Quote all entries in full, exactly.

[BEGIN]

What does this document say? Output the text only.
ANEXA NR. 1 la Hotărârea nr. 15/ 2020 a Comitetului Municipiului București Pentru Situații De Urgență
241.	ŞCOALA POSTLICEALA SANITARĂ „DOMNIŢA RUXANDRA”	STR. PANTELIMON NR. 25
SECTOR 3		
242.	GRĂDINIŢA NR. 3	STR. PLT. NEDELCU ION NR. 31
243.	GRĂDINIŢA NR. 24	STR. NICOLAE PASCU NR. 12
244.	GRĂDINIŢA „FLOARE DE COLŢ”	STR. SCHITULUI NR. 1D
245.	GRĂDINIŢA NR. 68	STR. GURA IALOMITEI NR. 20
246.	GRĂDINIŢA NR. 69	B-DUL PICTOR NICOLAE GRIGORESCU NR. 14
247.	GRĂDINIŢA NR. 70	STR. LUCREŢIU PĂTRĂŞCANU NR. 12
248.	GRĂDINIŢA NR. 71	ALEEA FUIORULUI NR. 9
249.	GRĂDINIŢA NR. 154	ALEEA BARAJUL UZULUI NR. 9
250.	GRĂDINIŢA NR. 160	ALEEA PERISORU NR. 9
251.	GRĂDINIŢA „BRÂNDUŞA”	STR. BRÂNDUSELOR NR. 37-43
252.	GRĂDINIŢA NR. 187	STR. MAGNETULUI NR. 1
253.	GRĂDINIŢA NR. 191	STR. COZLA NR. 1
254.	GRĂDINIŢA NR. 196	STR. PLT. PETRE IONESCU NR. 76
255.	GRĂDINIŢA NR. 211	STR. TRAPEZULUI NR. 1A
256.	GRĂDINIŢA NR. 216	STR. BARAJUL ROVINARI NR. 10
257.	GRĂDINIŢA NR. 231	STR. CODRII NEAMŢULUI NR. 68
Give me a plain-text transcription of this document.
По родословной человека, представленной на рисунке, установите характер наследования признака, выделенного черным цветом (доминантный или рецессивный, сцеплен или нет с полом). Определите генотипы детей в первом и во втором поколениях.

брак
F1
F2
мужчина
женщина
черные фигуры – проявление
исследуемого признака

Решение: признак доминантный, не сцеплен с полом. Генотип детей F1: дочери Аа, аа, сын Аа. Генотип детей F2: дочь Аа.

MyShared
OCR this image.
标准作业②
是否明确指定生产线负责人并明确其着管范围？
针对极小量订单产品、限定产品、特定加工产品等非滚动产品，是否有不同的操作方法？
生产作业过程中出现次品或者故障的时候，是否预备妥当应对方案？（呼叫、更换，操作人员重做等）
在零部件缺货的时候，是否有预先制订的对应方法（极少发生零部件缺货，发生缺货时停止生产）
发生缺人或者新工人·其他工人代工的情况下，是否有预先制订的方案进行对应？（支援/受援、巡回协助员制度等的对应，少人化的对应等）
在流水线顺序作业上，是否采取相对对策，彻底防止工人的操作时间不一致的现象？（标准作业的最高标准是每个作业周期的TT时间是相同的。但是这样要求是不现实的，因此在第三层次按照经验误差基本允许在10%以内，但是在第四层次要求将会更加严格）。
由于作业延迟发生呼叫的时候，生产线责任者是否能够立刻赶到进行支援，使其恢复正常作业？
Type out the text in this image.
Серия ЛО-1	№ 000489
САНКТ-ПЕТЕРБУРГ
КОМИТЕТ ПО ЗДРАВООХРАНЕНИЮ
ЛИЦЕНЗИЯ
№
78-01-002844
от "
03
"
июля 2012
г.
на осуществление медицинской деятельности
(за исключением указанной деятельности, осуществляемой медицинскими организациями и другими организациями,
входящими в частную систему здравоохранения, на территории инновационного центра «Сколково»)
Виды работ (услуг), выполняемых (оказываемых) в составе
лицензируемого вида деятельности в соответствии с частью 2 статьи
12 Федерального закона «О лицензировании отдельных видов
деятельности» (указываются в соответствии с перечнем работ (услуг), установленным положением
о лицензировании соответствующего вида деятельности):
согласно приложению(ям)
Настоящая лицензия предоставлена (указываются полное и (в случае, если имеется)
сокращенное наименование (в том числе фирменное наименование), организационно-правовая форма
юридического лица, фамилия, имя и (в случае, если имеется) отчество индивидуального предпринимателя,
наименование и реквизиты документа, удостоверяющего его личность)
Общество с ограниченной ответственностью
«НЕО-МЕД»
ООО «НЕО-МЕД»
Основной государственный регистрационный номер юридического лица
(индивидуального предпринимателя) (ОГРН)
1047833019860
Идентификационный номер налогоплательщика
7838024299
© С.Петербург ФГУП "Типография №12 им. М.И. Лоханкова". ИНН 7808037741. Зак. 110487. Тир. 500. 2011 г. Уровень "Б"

[END]

• [Final answer]:
What does this document say? Output the text only.
ANEXA NR. 1 la Hotărârea nr. 15/ 2020 a Comitetului Municipiului București Pentru Situații De Urgență
241.	ŞCOALA POSTLICEALA SANITARĂ „DOMNIŢA RUXANDRA”	STR. PANTELIMON NR. 25
SECTOR 3		
242.	GRĂDINIŢA NR. 3	STR. PLT. NEDELCU ION NR. 31
243.	GRĂDINIŢA NR. 24	STR. NICOLAE PASCU NR. 12
244.	GRĂDINIŢA „FLOARE DE COLŢ”	STR. SCHITULUI NR. 1D
245.	GRĂDINIŢA NR. 68	STR. GURA IALOMITEI NR. 20
246.	GRĂDINIŢA NR. 69	B-DUL PICTOR NICOLAE GRIGORESCU NR. 14
247.	GRĂDINIŢA NR. 70	STR. LUCREŢIU PĂTRĂŞCANU NR. 12
248.	GRĂDINIŢA NR. 71	ALEEA FUIORULUI NR. 9
249.	GRĂDINIŢA NR. 154	ALEEA BARAJUL UZULUI NR. 9
250.	GRĂDINIŢA NR. 160	ALEEA PERISORU NR. 9
251.	GRĂDINIŢA „BRÂNDUŞA”	STR. BRÂNDUSELOR NR. 37-43
252.	GRĂDINIŢA NR. 187	STR. MAGNETULUI NR. 1
253.	GRĂDINIŢA NR. 191	STR. COZLA NR. 1
254.	GRĂDINIŢA NR. 196	STR. PLT. PETRE IONESCU NR. 76
255.	GRĂDINIŢA NR. 211	STR. TRAPEZULUI NR. 1A
256.	GRĂDINIŢA NR. 216	STR. BARAJUL ROVINARI NR. 10
257.	GRĂDINIŢA NR. 231	STR. CODRII NEAMŢULUI NR. 68
Give me a plain-text transcription of this document.
По родословной человека, представленной на рисунке, установите характер наследования признака, выделенного черным цветом (доминантный или рецессивный, сцеплен или нет с полом). Определите генотипы детей в первом и во втором поколениях.

брак
F1
F2
мужчина
женщина
черные фигуры – проявление
исследуемого признака

Решение: признак доминантный, не сцеплен с полом. Генотип детей F1: дочери Аа, аа, сын Аа. Генотип детей F2: дочь Аа.

MyShared
OCR this image.
标准作业②
是否明确指定生产线负责人并明确其着管范围？
针对极小量订单产品、限定产品、特定加工产品等非滚动产品，是否有不同的操作方法？
生产作业过程中出现次品或者故障的时候，是否预备妥当应对方案？（呼叫、更换，操作人员重做等）
在零部件缺货的时候，是否有预先制订的对应方法（极少发生零部件缺货，发生缺货时停止生产）
发生缺人或者新工人·其他工人代工的情况下，是否有预先制订的方案进行对应？（支援/受援、巡回协助员制度等的对应，少人化的对应等）
在流水线顺序作业上，是否采取相对对策，彻底防止工人的操作时间不一致的现象？（标准作业的最高标准是每个作业周期的TT时间是相同的。但是这样要求是不现实的，因此在第三层次按照经验误差基本允许在10%以内，但是在第四层次要求将会更加严格）。
由于作业延迟发生呼叫的时候，生产线责任者是否能够立刻赶到进行支援，使其恢复正常作业？
Type out the text in this image.
Серия ЛО-1	№ 000489
САНКТ-ПЕТЕРБУРГ
КОМИТЕТ ПО ЗДРАВООХРАНЕНИЮ
ЛИЦЕНЗИЯ
№
78-01-002844
от "
03
"
июля 2012
г.
на осуществление медицинской деятельности
(за исключением указанной деятельности, осуществляемой медицинскими организациями и другими организациями,
входящими в частную систему здравоохранения, на территории инновационного центра «Сколково»)
Виды работ (услуг), выполняемых (оказываемых) в составе
лицензируемого вида деятельности в соответствии с частью 2 статьи
12 Федерального закона «О лицензировании отдельных видов
деятельности» (указываются в соответствии с перечнем работ (услуг), установленным положением
о лицензировании соответствующего вида деятельности):
согласно приложению(ям)
Настоящая лицензия предоставлена (указываются полное и (в случае, если имеется)
сокращенное наименование (в том числе фирменное наименование), организационно-правовая форма
юридического лица, фамилия, имя и (в случае, если имеется) отчество индивидуального предпринимателя,
наименование и реквизиты документа, удостоверяющего его личность)
Общество с ограниченной ответственностью
«НЕО-МЕД»
ООО «НЕО-МЕД»
Основной государственный регистрационный номер юридического лица
(индивидуального предпринимателя) (ОГРН)
1047833019860
Идентификационный номер налогоплательщика
7838024299
© С.Петербург ФГУП "Типография №12 им. М.И. Лоханкова". ИНН 7808037741. Зак. 110487. Тир. 500. 2011 г. Уровень "Б"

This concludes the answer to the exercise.